**Short task:**
The listing below should be printed exactly, every line of it. Skip the pictures.

**Dataset entries:**
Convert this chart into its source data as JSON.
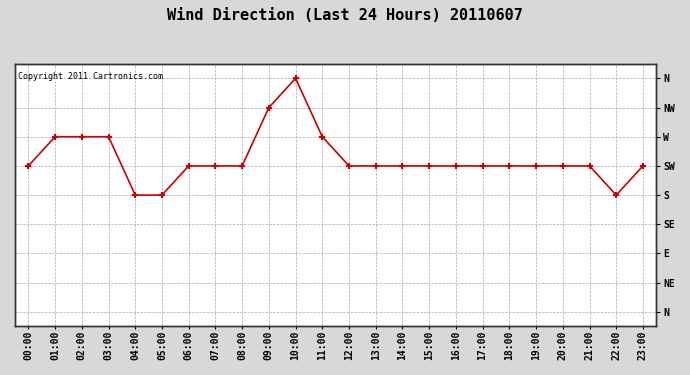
{
  "title": "Wind Direction (Last 24 Hours) 20110607",
  "copyright_text": "Copyright 2011 Cartronics.com",
  "x_labels": [
    "00:00",
    "01:00",
    "02:00",
    "03:00",
    "04:00",
    "05:00",
    "06:00",
    "07:00",
    "08:00",
    "09:00",
    "10:00",
    "11:00",
    "12:00",
    "13:00",
    "14:00",
    "15:00",
    "16:00",
    "17:00",
    "18:00",
    "19:00",
    "20:00",
    "21:00",
    "22:00",
    "23:00"
  ],
  "y_labels_right": [
    "N",
    "NW",
    "W",
    "SW",
    "S",
    "SE",
    "E",
    "NE",
    "N"
  ],
  "y_tick_positions": [
    8,
    7,
    6,
    5,
    4,
    3,
    2,
    1,
    0
  ],
  "data_points": [
    5,
    6,
    6,
    6,
    4,
    4,
    5,
    5,
    5,
    7,
    8,
    6,
    5,
    5,
    5,
    5,
    5,
    5,
    5,
    5,
    5,
    5,
    4,
    5
  ],
  "line_color": "#cc0000",
  "marker": "+",
  "marker_size": 5,
  "marker_linewidth": 1.5,
  "background_color": "#d8d8d8",
  "plot_bg_color": "#ffffff",
  "grid_color": "#aaaaaa",
  "title_fontsize": 11,
  "tick_fontsize": 7,
  "copyright_fontsize": 6,
  "figsize": [
    6.9,
    3.75
  ],
  "dpi": 100,
  "ylim": [
    -0.5,
    8.5
  ],
  "xlim": [
    -0.5,
    23.5
  ]
}
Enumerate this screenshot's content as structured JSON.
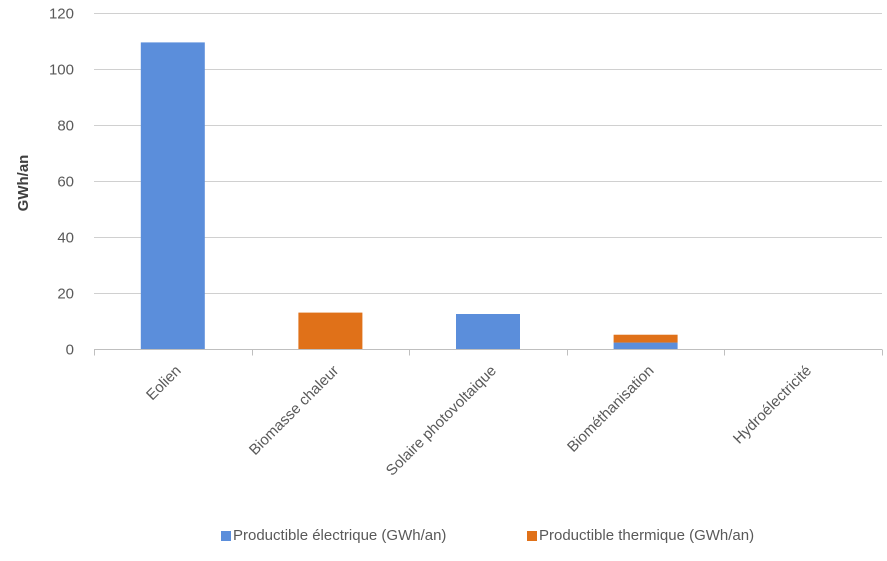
{
  "chart_data": {
    "type": "bar",
    "stacked": true,
    "categories": [
      "Eolien",
      "Biomasse chaleur",
      "Solaire photovoltaique",
      "Biométhanisation",
      "Hydroélectricité"
    ],
    "series": [
      {
        "name": "Productible électrique (GWh/an)",
        "color": "#5b8edb",
        "values": [
          109.5,
          0,
          12.5,
          2.3,
          0
        ]
      },
      {
        "name": "Productible thermique (GWh/an)",
        "color": "#e07119",
        "values": [
          0,
          13,
          0,
          2.8,
          0
        ]
      }
    ],
    "ylabel": "GWh/an",
    "ylim": [
      0,
      120
    ],
    "yticks": [
      0,
      20,
      40,
      60,
      80,
      100,
      120
    ],
    "ytick_labels": [
      "0",
      "20",
      "40",
      "60",
      "80",
      "100",
      "120"
    ],
    "grid": true,
    "legend_position": "bottom"
  }
}
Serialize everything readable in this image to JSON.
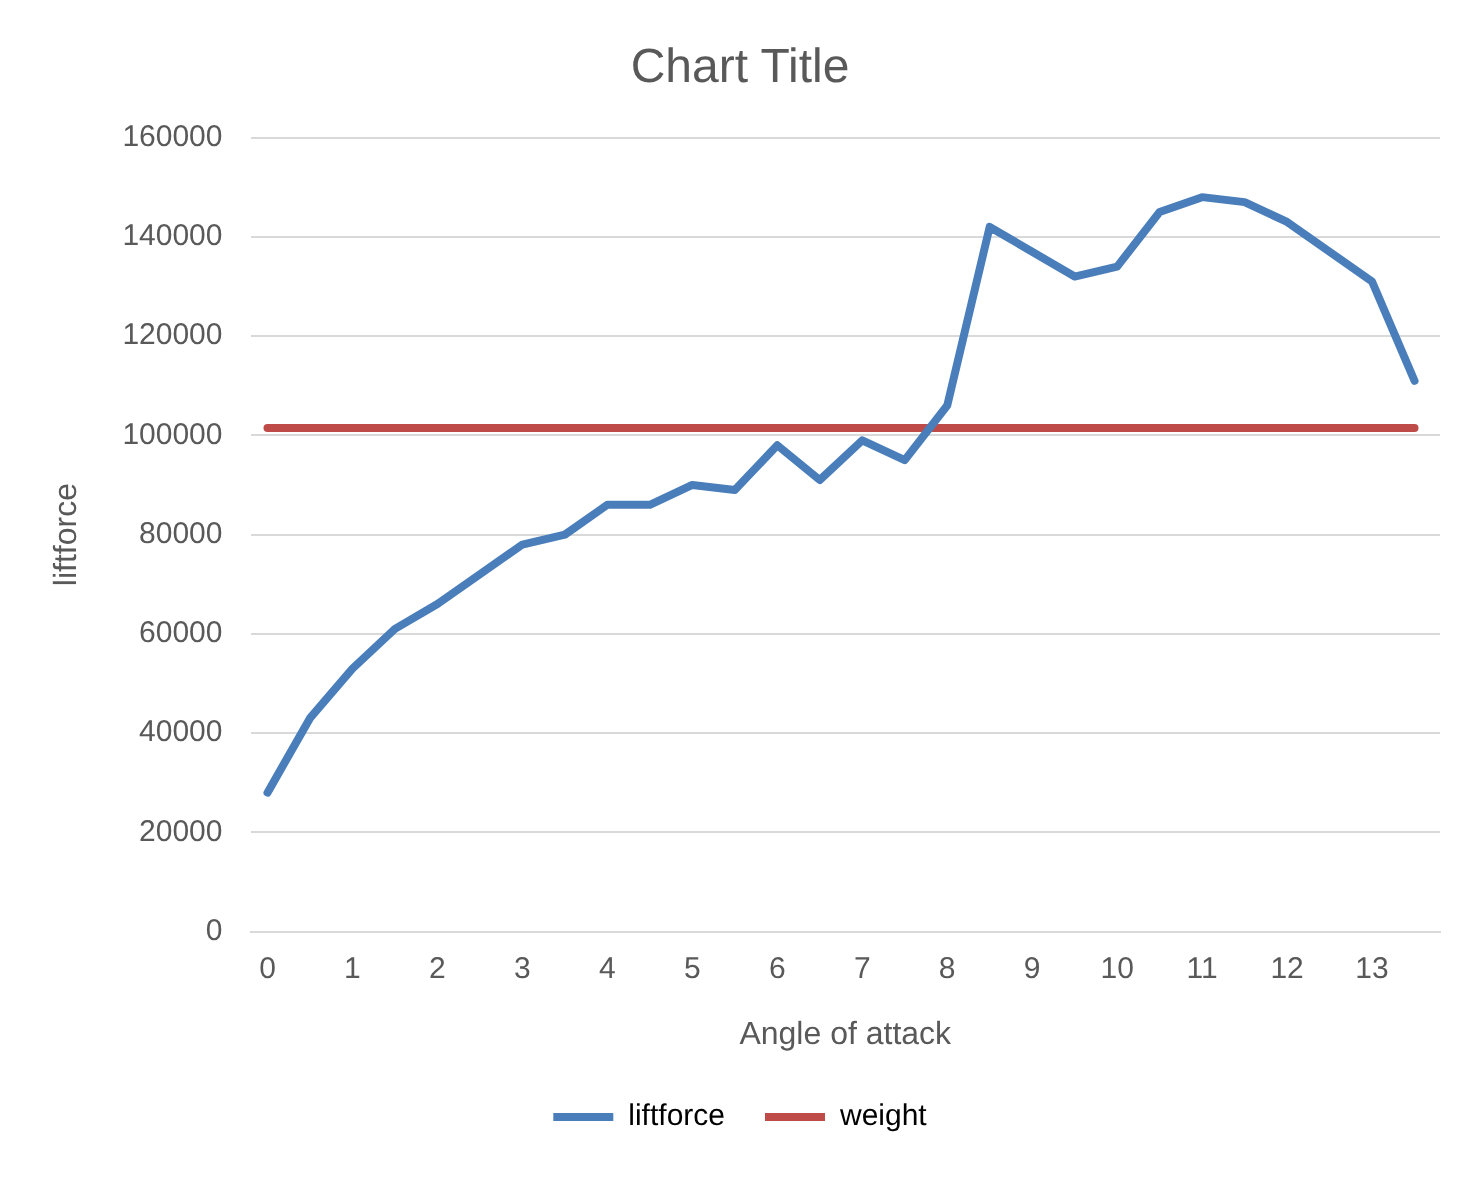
{
  "chart_data": {
    "type": "line",
    "title": "Chart Title",
    "xlabel": "Angle of attack",
    "ylabel": "liftforce",
    "x": [
      0,
      0.5,
      1,
      1.5,
      2,
      2.5,
      3,
      3.5,
      4,
      4.5,
      5,
      5.5,
      6,
      6.5,
      7,
      7.5,
      8,
      8.5,
      9,
      9.5,
      10,
      10.5,
      11,
      11.5,
      12,
      12.5,
      13,
      13.5
    ],
    "series": [
      {
        "name": "liftforce",
        "color": "#4a7ebb",
        "values": [
          28000,
          43000,
          53000,
          61000,
          66000,
          72000,
          78000,
          80000,
          86000,
          86000,
          90000,
          89000,
          98000,
          91000,
          99000,
          95000,
          106000,
          142000,
          137000,
          132000,
          134000,
          145000,
          148000,
          147000,
          143000,
          137000,
          131000,
          111000
        ]
      },
      {
        "name": "weight",
        "color": "#be4b48",
        "values": [
          101500,
          101500,
          101500,
          101500,
          101500,
          101500,
          101500,
          101500,
          101500,
          101500,
          101500,
          101500,
          101500,
          101500,
          101500,
          101500,
          101500,
          101500,
          101500,
          101500,
          101500,
          101500,
          101500,
          101500,
          101500,
          101500,
          101500,
          101500
        ]
      }
    ],
    "xlim": [
      -0.2,
      13.8
    ],
    "xticks": [
      0,
      1,
      2,
      3,
      4,
      5,
      6,
      7,
      8,
      9,
      10,
      11,
      12,
      13
    ],
    "ylim": [
      0,
      160000
    ],
    "yticks": [
      0,
      20000,
      40000,
      60000,
      80000,
      100000,
      120000,
      140000,
      160000
    ],
    "grid": "y",
    "legend": "bottom",
    "marker": "none",
    "line_style": "solid"
  }
}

**Response to this task:**
Convert this chart into its source data as JSON.
{
  "title": "Wind Direction (Last 24 Hours) 20110607",
  "copyright_text": "Copyright 2011 Cartronics.com",
  "x_labels": [
    "00:00",
    "01:00",
    "02:00",
    "03:00",
    "04:00",
    "05:00",
    "06:00",
    "07:00",
    "08:00",
    "09:00",
    "10:00",
    "11:00",
    "12:00",
    "13:00",
    "14:00",
    "15:00",
    "16:00",
    "17:00",
    "18:00",
    "19:00",
    "20:00",
    "21:00",
    "22:00",
    "23:00"
  ],
  "y_labels_right": [
    "N",
    "NW",
    "W",
    "SW",
    "S",
    "SE",
    "E",
    "NE",
    "N"
  ],
  "y_tick_positions": [
    8,
    7,
    6,
    5,
    4,
    3,
    2,
    1,
    0
  ],
  "data_points": [
    5,
    6,
    6,
    6,
    4,
    4,
    5,
    5,
    5,
    7,
    8,
    6,
    5,
    5,
    5,
    5,
    5,
    5,
    5,
    5,
    5,
    5,
    4,
    5
  ],
  "line_color": "#cc0000",
  "marker": "+",
  "marker_size": 5,
  "marker_linewidth": 1.5,
  "background_color": "#d8d8d8",
  "plot_bg_color": "#ffffff",
  "grid_color": "#aaaaaa",
  "title_fontsize": 11,
  "tick_fontsize": 7,
  "copyright_fontsize": 6,
  "figsize": [
    6.9,
    3.75
  ],
  "dpi": 100,
  "ylim": [
    -0.5,
    8.5
  ],
  "xlim": [
    -0.5,
    23.5
  ]
}
Enumerate this screenshot's content as structured JSON.
{
  "chart_data": {
    "type": "bar",
    "stacked": true,
    "categories": [
      "Eolien",
      "Biomasse chaleur",
      "Solaire photovoltaique",
      "Biométhanisation",
      "Hydroélectricité"
    ],
    "series": [
      {
        "name": "Productible électrique (GWh/an)",
        "color": "#5b8edb",
        "values": [
          109.5,
          0,
          12.5,
          2.3,
          0
        ]
      },
      {
        "name": "Productible thermique (GWh/an)",
        "color": "#e07119",
        "values": [
          0,
          13,
          0,
          2.8,
          0
        ]
      }
    ],
    "ylabel": "GWh/an",
    "ylim": [
      0,
      120
    ],
    "yticks": [
      0,
      20,
      40,
      60,
      80,
      100,
      120
    ],
    "ytick_labels": [
      "0",
      "20",
      "40",
      "60",
      "80",
      "100",
      "120"
    ],
    "grid": true,
    "legend_position": "bottom"
  }
}
Serialize everything readable in this image to JSON.
{
  "chart_data": {
    "type": "line",
    "title": "Chart Title",
    "xlabel": "Angle of attack",
    "ylabel": "liftforce",
    "x": [
      0,
      0.5,
      1,
      1.5,
      2,
      2.5,
      3,
      3.5,
      4,
      4.5,
      5,
      5.5,
      6,
      6.5,
      7,
      7.5,
      8,
      8.5,
      9,
      9.5,
      10,
      10.5,
      11,
      11.5,
      12,
      12.5,
      13,
      13.5
    ],
    "series": [
      {
        "name": "liftforce",
        "color": "#4a7ebb",
        "values": [
          28000,
          43000,
          53000,
          61000,
          66000,
          72000,
          78000,
          80000,
          86000,
          86000,
          90000,
          89000,
          98000,
          91000,
          99000,
          95000,
          106000,
          142000,
          137000,
          132000,
          134000,
          145000,
          148000,
          147000,
          143000,
          137000,
          131000,
          111000
        ]
      },
      {
        "name": "weight",
        "color": "#be4b48",
        "values": [
          101500,
          101500,
          101500,
          101500,
          101500,
          101500,
          101500,
          101500,
          101500,
          101500,
          101500,
          101500,
          101500,
          101500,
          101500,
          101500,
          101500,
          101500,
          101500,
          101500,
          101500,
          101500,
          101500,
          101500,
          101500,
          101500,
          101500,
          101500
        ]
      }
    ],
    "xlim": [
      -0.2,
      13.8
    ],
    "xticks": [
      0,
      1,
      2,
      3,
      4,
      5,
      6,
      7,
      8,
      9,
      10,
      11,
      12,
      13
    ],
    "ylim": [
      0,
      160000
    ],
    "yticks": [
      0,
      20000,
      40000,
      60000,
      80000,
      100000,
      120000,
      140000,
      160000
    ],
    "grid": "y",
    "legend": "bottom",
    "marker": "none",
    "line_style": "solid"
  }
}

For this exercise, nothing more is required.